_Work instructions_. Pick every line from the data that holds the word "this".

_Extracted data_.
======
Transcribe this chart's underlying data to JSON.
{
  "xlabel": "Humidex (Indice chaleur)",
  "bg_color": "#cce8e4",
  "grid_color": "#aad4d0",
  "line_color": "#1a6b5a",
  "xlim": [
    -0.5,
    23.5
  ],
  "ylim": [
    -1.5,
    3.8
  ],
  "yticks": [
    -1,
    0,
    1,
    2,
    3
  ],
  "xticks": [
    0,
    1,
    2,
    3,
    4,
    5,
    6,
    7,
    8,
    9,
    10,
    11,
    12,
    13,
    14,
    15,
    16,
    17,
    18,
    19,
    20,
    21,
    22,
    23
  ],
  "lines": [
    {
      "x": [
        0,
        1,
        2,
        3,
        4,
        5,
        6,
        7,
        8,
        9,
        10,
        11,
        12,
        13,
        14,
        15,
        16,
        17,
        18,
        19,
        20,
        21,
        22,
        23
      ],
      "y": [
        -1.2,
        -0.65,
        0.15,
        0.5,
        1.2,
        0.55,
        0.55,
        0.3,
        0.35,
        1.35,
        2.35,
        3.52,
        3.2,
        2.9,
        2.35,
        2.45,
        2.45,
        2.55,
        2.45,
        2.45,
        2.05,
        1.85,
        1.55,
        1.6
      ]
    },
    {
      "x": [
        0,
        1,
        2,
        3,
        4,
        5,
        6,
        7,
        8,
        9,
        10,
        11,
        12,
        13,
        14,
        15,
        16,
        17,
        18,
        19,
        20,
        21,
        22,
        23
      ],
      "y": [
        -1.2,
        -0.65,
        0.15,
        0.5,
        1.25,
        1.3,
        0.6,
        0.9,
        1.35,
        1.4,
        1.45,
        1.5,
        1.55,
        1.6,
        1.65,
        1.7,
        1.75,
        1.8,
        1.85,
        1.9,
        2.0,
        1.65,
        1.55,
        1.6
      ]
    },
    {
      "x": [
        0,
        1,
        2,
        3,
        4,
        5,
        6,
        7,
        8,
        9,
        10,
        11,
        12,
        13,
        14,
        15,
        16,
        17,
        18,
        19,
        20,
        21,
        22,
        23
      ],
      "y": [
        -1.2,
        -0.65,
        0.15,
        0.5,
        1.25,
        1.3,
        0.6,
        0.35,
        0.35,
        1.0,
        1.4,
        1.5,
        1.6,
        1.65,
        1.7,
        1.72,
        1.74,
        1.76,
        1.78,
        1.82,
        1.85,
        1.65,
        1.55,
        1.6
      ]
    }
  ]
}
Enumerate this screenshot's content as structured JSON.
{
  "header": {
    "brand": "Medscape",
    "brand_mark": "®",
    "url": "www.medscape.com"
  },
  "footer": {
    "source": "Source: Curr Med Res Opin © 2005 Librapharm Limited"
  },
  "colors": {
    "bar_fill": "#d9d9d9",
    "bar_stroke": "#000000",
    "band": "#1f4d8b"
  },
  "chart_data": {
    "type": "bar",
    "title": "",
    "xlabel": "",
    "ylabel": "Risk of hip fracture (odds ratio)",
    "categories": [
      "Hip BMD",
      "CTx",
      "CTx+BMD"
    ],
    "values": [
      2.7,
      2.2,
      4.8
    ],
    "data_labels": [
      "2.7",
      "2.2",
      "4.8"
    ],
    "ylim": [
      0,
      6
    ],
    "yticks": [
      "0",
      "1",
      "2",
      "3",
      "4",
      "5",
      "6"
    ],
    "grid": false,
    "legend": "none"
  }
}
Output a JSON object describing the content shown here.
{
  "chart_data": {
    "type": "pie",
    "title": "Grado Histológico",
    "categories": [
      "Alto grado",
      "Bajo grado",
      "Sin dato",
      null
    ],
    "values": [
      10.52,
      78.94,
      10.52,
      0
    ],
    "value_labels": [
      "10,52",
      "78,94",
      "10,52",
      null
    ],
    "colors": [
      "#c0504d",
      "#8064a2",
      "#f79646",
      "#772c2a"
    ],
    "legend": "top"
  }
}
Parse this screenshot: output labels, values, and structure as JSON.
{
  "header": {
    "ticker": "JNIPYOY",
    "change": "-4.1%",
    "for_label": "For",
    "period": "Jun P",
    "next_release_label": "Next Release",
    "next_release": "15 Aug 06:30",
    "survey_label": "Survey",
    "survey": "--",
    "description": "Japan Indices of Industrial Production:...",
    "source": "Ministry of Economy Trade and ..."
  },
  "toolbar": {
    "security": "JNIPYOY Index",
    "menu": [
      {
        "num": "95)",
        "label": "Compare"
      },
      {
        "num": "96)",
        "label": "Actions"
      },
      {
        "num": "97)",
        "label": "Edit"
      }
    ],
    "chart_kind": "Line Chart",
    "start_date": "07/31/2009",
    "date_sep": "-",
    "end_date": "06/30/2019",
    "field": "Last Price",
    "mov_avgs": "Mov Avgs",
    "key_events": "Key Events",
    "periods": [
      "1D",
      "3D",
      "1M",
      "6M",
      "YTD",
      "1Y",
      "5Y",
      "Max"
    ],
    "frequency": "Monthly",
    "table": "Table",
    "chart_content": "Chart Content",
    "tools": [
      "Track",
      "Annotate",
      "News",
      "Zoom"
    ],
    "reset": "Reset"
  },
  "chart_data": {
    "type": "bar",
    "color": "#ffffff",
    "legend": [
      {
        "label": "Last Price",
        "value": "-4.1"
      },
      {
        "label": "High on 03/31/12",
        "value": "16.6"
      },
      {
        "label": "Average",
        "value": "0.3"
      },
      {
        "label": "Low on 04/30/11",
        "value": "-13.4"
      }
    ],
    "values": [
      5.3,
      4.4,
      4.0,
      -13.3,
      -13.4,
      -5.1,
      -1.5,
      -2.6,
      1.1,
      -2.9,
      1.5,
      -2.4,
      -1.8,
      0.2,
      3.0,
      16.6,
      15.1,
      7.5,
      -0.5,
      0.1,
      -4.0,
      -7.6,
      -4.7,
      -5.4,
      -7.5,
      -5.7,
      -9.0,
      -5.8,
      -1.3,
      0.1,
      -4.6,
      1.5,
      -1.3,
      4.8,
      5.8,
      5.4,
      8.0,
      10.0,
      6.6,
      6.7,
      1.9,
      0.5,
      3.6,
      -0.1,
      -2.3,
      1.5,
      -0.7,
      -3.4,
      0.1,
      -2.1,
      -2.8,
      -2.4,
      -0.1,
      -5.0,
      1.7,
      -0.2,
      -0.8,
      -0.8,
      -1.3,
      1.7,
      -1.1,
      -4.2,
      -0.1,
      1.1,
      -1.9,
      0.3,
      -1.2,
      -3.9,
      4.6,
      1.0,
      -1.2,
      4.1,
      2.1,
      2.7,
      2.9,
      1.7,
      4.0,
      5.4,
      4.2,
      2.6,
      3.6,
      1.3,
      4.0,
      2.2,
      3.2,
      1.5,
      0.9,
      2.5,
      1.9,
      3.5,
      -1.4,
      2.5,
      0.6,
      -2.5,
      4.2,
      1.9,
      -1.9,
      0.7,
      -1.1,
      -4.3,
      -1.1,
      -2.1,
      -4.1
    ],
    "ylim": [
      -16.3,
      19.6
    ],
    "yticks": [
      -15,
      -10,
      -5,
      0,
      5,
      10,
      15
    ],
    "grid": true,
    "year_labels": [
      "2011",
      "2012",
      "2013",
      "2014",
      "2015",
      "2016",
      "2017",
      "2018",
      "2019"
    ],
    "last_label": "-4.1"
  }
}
======
_Solution_.
Transcribe this chart's underlying data to JSON.
Enumerate this screenshot's content as structured JSON.
Parse this screenshot: output labels, values, and structure as JSON.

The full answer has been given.